• [What this task involves]:
Pictures in the records should not be copied, but every other part must be repeated exactly.

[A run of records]
# # # # #

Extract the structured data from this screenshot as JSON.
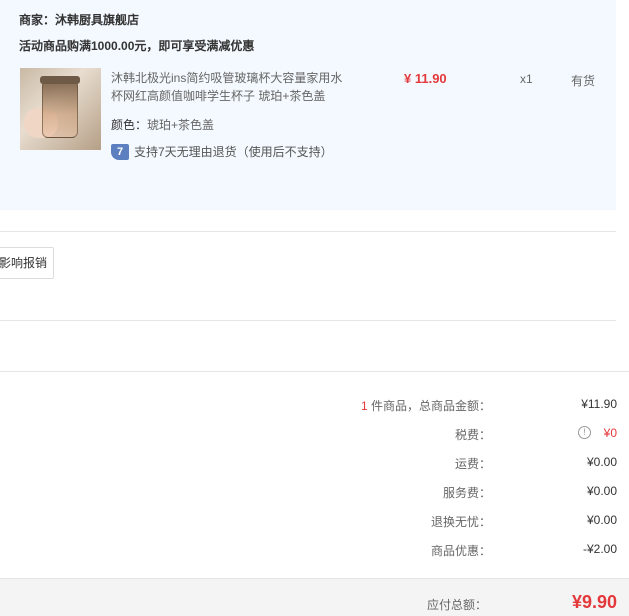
{
  "store": {
    "seller": "商家：沐韩厨具旗舰店",
    "promo": "活动商品购满1000.00元，即可享受满减优惠"
  },
  "item": {
    "title": "沐韩北极光ins简约吸管玻璃杯大容量家用水杯网红高颜值咖啡学生杯子 琥珀+茶色盖",
    "color_key": "颜色：",
    "color_value": "琥珀+茶色盖",
    "return_badge": "7",
    "return_text": "支持7天无理由退货（使用后不支持）",
    "price": "¥ 11.90",
    "qty": "x1",
    "stock": "有货"
  },
  "invoice": {
    "button_label": "影响报销"
  },
  "summary": {
    "count_num": "1",
    "count_label": " 件商品，总商品金额：",
    "goods_total": "¥11.90",
    "tax_label": "税费：",
    "tax_value": "¥0",
    "shipping_label": "运费：",
    "shipping_value": "¥0.00",
    "service_label": "服务费：",
    "service_value": "¥0.00",
    "return_label": "退换无忧：",
    "return_value": "¥0.00",
    "discount_label": "商品优惠：",
    "discount_value": "-¥2.00",
    "payable_label": "应付总额：",
    "payable_value": "¥9.90"
  },
  "colors": {
    "accent_red": "#e4393c",
    "panel_bg": "#f3f9fe",
    "badge_blue": "#5b7fbf"
  }
}
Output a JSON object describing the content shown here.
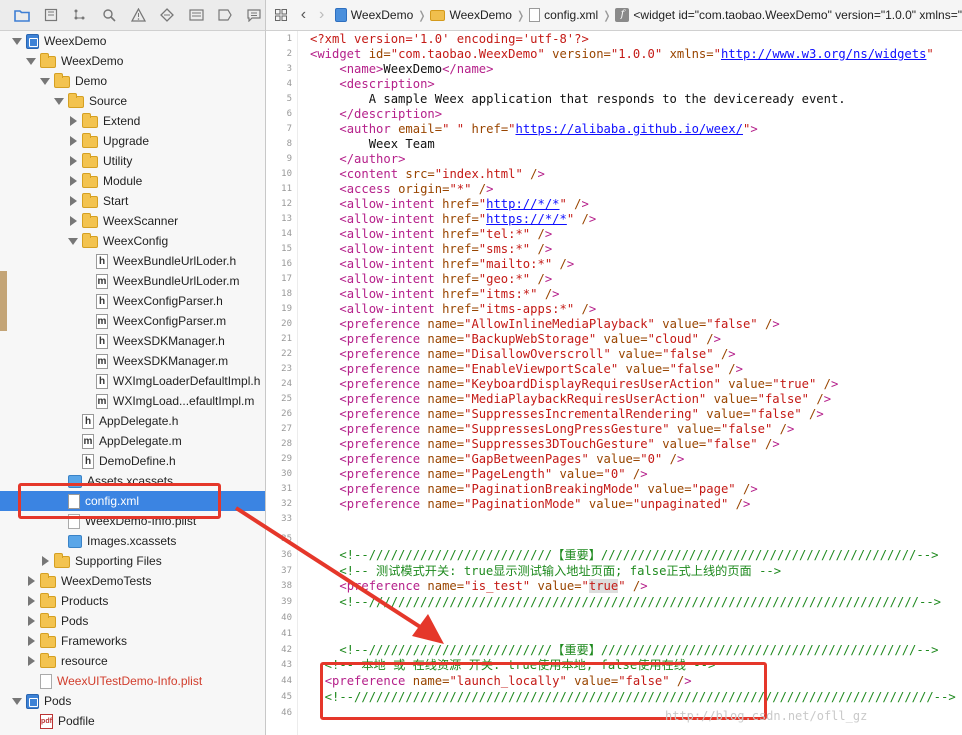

# # # # #

• [Completed exercise]:
Extract the structured data from this screenshot as JSON.
{
  "store": {
    "seller": "商家：沐韩厨具旗舰店",
    "promo": "活动商品购满1000.00元，即可享受满减优惠"
  },
  "item": {
    "title": "沐韩北极光ins简约吸管玻璃杯大容量家用水杯网红高颜值咖啡学生杯子 琥珀+茶色盖",
    "color_key": "颜色：",
    "color_value": "琥珀+茶色盖",
    "return_badge": "7",
    "return_text": "支持7天无理由退货（使用后不支持）",
    "price": "¥ 11.90",
    "qty": "x1",
    "stock": "有货"
  },
  "invoice": {
    "button_label": "影响报销"
  },
  "summary": {
    "count_num": "1",
    "count_label": " 件商品，总商品金额：",
    "goods_total": "¥11.90",
    "tax_label": "税费：",
    "tax_value": "¥0",
    "shipping_label": "运费：",
    "shipping_value": "¥0.00",
    "service_label": "服务费：",
    "service_value": "¥0.00",
    "return_label": "退换无忧：",
    "return_value": "¥0.00",
    "discount_label": "商品优惠：",
    "discount_value": "-¥2.00",
    "payable_label": "应付总额：",
    "payable_value": "¥9.90"
  },
  "colors": {
    "accent_red": "#e4393c",
    "panel_bg": "#f3f9fe",
    "badge_blue": "#5b7fbf"
  }
}
Output a JSON object describing the content shown here.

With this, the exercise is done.